• What needs to be done
Repeat the records word for word, excluding any picture.
────────────────
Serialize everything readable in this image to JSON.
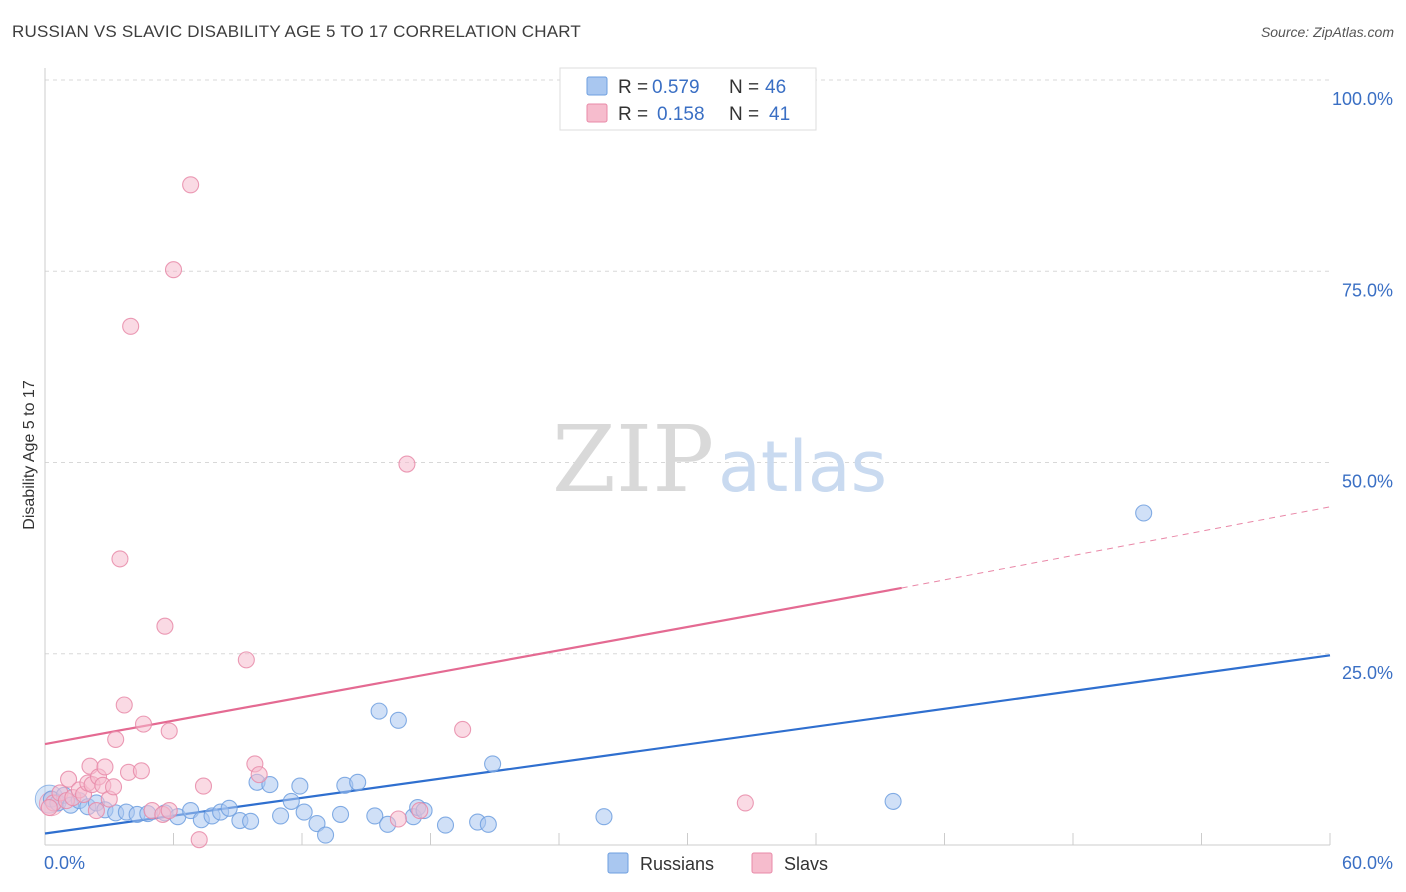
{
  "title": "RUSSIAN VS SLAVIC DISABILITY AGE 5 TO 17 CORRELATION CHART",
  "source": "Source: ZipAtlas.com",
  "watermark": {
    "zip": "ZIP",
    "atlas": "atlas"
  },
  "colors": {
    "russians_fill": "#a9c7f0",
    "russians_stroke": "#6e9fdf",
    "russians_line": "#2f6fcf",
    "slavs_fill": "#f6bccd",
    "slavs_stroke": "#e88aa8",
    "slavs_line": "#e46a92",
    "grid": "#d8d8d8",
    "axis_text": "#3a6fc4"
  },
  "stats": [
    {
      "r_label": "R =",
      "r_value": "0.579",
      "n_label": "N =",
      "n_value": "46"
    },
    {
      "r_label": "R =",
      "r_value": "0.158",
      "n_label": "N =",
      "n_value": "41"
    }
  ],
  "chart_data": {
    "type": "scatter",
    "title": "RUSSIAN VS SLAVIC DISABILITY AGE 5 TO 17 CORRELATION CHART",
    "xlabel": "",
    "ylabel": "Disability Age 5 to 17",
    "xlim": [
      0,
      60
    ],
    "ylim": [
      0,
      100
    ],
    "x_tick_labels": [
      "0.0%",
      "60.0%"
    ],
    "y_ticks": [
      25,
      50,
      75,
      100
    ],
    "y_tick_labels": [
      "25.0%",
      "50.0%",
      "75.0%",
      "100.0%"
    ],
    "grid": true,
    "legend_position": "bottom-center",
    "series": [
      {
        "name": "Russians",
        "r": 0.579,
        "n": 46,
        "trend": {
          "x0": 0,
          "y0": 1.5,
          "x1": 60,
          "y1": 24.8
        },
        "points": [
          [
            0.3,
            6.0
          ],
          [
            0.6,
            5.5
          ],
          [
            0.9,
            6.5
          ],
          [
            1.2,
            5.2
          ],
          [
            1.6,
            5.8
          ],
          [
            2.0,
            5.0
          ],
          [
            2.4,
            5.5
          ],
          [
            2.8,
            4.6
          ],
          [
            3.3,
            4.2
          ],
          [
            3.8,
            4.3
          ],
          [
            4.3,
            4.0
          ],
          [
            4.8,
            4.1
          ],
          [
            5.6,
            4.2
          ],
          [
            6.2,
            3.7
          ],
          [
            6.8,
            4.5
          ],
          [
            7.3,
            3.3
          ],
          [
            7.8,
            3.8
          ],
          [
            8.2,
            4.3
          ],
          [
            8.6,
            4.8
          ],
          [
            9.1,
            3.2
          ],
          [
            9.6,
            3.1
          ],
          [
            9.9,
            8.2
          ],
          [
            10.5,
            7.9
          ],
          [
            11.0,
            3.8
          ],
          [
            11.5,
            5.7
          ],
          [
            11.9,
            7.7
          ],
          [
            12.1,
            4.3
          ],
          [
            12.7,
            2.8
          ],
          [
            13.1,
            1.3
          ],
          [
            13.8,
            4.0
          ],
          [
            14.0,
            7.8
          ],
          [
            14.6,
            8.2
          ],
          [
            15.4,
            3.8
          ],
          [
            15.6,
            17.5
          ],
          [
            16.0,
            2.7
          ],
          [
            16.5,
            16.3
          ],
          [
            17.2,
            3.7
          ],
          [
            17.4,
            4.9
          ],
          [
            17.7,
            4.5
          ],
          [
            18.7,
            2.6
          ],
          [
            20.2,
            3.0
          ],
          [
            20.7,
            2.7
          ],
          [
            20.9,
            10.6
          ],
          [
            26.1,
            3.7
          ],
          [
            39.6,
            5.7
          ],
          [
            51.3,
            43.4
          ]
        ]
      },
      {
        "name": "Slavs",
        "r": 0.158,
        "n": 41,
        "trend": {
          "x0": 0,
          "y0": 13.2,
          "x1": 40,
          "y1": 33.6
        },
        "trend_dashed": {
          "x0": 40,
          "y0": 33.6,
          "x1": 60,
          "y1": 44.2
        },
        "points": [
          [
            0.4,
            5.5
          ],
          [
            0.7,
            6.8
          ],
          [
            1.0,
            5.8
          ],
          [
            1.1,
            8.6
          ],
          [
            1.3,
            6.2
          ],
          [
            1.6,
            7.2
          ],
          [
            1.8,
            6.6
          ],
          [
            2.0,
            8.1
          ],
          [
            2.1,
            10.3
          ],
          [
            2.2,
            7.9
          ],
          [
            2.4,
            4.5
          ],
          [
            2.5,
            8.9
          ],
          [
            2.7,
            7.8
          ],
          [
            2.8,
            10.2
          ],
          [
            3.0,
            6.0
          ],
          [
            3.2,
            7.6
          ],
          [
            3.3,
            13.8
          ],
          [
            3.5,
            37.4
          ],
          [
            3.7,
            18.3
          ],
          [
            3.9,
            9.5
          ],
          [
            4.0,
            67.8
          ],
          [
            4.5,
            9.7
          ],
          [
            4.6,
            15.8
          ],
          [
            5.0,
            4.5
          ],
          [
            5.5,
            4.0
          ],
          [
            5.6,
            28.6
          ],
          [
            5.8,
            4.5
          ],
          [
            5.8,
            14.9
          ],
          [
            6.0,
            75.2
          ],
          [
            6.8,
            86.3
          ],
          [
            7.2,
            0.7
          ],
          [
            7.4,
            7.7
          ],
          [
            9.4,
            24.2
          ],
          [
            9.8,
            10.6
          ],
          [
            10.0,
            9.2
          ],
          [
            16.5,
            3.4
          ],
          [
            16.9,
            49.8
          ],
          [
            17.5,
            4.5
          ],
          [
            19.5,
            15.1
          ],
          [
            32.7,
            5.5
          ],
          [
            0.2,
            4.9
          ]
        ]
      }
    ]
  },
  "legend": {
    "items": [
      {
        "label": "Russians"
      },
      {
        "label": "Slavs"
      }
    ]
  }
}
────────────────
• Result of the exercise
Serialize everything readable in this image to JSON.
{
  "title": "RUSSIAN VS SLAVIC DISABILITY AGE 5 TO 17 CORRELATION CHART",
  "source": "Source: ZipAtlas.com",
  "watermark": {
    "zip": "ZIP",
    "atlas": "atlas"
  },
  "colors": {
    "russians_fill": "#a9c7f0",
    "russians_stroke": "#6e9fdf",
    "russians_line": "#2f6fcf",
    "slavs_fill": "#f6bccd",
    "slavs_stroke": "#e88aa8",
    "slavs_line": "#e46a92",
    "grid": "#d8d8d8",
    "axis_text": "#3a6fc4"
  },
  "stats": [
    {
      "r_label": "R =",
      "r_value": "0.579",
      "n_label": "N =",
      "n_value": "46"
    },
    {
      "r_label": "R =",
      "r_value": "0.158",
      "n_label": "N =",
      "n_value": "41"
    }
  ],
  "chart_data": {
    "type": "scatter",
    "title": "RUSSIAN VS SLAVIC DISABILITY AGE 5 TO 17 CORRELATION CHART",
    "xlabel": "",
    "ylabel": "Disability Age 5 to 17",
    "xlim": [
      0,
      60
    ],
    "ylim": [
      0,
      100
    ],
    "x_tick_labels": [
      "0.0%",
      "60.0%"
    ],
    "y_ticks": [
      25,
      50,
      75,
      100
    ],
    "y_tick_labels": [
      "25.0%",
      "50.0%",
      "75.0%",
      "100.0%"
    ],
    "grid": true,
    "legend_position": "bottom-center",
    "series": [
      {
        "name": "Russians",
        "r": 0.579,
        "n": 46,
        "trend": {
          "x0": 0,
          "y0": 1.5,
          "x1": 60,
          "y1": 24.8
        },
        "points": [
          [
            0.3,
            6.0
          ],
          [
            0.6,
            5.5
          ],
          [
            0.9,
            6.5
          ],
          [
            1.2,
            5.2
          ],
          [
            1.6,
            5.8
          ],
          [
            2.0,
            5.0
          ],
          [
            2.4,
            5.5
          ],
          [
            2.8,
            4.6
          ],
          [
            3.3,
            4.2
          ],
          [
            3.8,
            4.3
          ],
          [
            4.3,
            4.0
          ],
          [
            4.8,
            4.1
          ],
          [
            5.6,
            4.2
          ],
          [
            6.2,
            3.7
          ],
          [
            6.8,
            4.5
          ],
          [
            7.3,
            3.3
          ],
          [
            7.8,
            3.8
          ],
          [
            8.2,
            4.3
          ],
          [
            8.6,
            4.8
          ],
          [
            9.1,
            3.2
          ],
          [
            9.6,
            3.1
          ],
          [
            9.9,
            8.2
          ],
          [
            10.5,
            7.9
          ],
          [
            11.0,
            3.8
          ],
          [
            11.5,
            5.7
          ],
          [
            11.9,
            7.7
          ],
          [
            12.1,
            4.3
          ],
          [
            12.7,
            2.8
          ],
          [
            13.1,
            1.3
          ],
          [
            13.8,
            4.0
          ],
          [
            14.0,
            7.8
          ],
          [
            14.6,
            8.2
          ],
          [
            15.4,
            3.8
          ],
          [
            15.6,
            17.5
          ],
          [
            16.0,
            2.7
          ],
          [
            16.5,
            16.3
          ],
          [
            17.2,
            3.7
          ],
          [
            17.4,
            4.9
          ],
          [
            17.7,
            4.5
          ],
          [
            18.7,
            2.6
          ],
          [
            20.2,
            3.0
          ],
          [
            20.7,
            2.7
          ],
          [
            20.9,
            10.6
          ],
          [
            26.1,
            3.7
          ],
          [
            39.6,
            5.7
          ],
          [
            51.3,
            43.4
          ]
        ]
      },
      {
        "name": "Slavs",
        "r": 0.158,
        "n": 41,
        "trend": {
          "x0": 0,
          "y0": 13.2,
          "x1": 40,
          "y1": 33.6
        },
        "trend_dashed": {
          "x0": 40,
          "y0": 33.6,
          "x1": 60,
          "y1": 44.2
        },
        "points": [
          [
            0.4,
            5.5
          ],
          [
            0.7,
            6.8
          ],
          [
            1.0,
            5.8
          ],
          [
            1.1,
            8.6
          ],
          [
            1.3,
            6.2
          ],
          [
            1.6,
            7.2
          ],
          [
            1.8,
            6.6
          ],
          [
            2.0,
            8.1
          ],
          [
            2.1,
            10.3
          ],
          [
            2.2,
            7.9
          ],
          [
            2.4,
            4.5
          ],
          [
            2.5,
            8.9
          ],
          [
            2.7,
            7.8
          ],
          [
            2.8,
            10.2
          ],
          [
            3.0,
            6.0
          ],
          [
            3.2,
            7.6
          ],
          [
            3.3,
            13.8
          ],
          [
            3.5,
            37.4
          ],
          [
            3.7,
            18.3
          ],
          [
            3.9,
            9.5
          ],
          [
            4.0,
            67.8
          ],
          [
            4.5,
            9.7
          ],
          [
            4.6,
            15.8
          ],
          [
            5.0,
            4.5
          ],
          [
            5.5,
            4.0
          ],
          [
            5.6,
            28.6
          ],
          [
            5.8,
            4.5
          ],
          [
            5.8,
            14.9
          ],
          [
            6.0,
            75.2
          ],
          [
            6.8,
            86.3
          ],
          [
            7.2,
            0.7
          ],
          [
            7.4,
            7.7
          ],
          [
            9.4,
            24.2
          ],
          [
            9.8,
            10.6
          ],
          [
            10.0,
            9.2
          ],
          [
            16.5,
            3.4
          ],
          [
            16.9,
            49.8
          ],
          [
            17.5,
            4.5
          ],
          [
            19.5,
            15.1
          ],
          [
            32.7,
            5.5
          ],
          [
            0.2,
            4.9
          ]
        ]
      }
    ]
  },
  "legend": {
    "items": [
      {
        "label": "Russians"
      },
      {
        "label": "Slavs"
      }
    ]
  }
}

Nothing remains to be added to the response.